◆ **ENTRIES**:
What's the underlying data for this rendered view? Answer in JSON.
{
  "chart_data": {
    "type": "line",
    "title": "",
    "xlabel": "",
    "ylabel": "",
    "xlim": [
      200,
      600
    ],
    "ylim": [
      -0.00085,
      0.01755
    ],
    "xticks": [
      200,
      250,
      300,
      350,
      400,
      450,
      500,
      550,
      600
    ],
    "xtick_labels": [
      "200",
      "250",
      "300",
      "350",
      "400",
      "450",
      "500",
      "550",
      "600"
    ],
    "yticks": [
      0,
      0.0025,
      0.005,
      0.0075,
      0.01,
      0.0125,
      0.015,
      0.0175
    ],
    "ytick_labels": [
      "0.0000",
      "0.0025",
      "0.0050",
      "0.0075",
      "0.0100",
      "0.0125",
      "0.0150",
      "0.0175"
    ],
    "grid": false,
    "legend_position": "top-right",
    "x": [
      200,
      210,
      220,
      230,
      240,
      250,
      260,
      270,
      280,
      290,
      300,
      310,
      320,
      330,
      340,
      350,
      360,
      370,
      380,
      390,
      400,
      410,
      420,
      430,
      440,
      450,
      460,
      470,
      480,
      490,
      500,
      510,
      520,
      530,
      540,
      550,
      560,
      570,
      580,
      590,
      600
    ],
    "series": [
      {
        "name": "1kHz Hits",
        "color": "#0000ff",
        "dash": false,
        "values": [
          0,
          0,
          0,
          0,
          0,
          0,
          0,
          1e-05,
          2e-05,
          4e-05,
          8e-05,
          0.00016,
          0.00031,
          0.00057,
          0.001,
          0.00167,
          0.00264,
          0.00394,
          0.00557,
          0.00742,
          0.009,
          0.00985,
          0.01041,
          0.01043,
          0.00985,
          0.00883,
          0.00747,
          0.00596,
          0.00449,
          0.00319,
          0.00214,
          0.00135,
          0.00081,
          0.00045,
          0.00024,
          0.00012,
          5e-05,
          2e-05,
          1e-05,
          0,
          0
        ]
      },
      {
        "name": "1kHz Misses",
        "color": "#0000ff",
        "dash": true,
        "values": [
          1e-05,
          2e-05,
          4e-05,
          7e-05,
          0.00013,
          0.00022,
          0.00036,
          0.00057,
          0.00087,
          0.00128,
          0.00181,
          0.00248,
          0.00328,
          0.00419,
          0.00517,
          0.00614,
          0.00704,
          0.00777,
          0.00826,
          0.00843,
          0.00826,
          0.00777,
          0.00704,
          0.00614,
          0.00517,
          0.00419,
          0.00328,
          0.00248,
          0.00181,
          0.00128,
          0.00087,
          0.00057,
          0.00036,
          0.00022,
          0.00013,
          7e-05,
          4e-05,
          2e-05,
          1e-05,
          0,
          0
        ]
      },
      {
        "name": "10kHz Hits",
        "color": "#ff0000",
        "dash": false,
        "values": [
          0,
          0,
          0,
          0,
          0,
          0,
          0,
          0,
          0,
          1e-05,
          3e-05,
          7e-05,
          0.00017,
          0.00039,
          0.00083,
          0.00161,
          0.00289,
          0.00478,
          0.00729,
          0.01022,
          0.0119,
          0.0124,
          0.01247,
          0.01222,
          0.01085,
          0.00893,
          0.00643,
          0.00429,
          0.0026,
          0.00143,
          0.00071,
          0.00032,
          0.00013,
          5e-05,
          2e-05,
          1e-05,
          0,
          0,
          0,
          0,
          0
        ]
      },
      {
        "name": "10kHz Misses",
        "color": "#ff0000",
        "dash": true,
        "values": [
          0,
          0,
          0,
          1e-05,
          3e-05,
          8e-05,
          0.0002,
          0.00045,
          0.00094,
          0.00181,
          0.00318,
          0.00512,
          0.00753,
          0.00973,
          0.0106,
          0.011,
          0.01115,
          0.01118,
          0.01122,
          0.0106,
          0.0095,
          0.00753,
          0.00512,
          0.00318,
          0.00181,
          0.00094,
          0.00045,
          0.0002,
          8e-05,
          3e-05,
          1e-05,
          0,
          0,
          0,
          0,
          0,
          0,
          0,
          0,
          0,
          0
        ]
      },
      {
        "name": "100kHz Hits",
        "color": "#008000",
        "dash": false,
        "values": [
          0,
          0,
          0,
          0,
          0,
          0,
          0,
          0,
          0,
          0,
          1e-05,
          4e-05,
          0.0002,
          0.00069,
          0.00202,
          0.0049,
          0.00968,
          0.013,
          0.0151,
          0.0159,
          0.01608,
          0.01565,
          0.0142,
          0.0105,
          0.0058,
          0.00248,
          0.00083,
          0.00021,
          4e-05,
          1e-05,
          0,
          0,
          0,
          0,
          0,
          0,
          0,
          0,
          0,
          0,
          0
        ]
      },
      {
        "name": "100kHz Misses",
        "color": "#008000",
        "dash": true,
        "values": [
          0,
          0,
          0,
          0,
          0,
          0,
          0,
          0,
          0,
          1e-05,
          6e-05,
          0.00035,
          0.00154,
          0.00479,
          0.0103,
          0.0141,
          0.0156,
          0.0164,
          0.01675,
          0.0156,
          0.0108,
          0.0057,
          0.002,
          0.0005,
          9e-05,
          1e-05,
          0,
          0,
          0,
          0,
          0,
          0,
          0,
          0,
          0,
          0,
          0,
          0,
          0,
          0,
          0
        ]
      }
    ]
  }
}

◆ **STATED TASK**: In how many lines of the data does the string "Misses" appear? Give only the number.

◆ **PROBLEM SOLUTION**: 3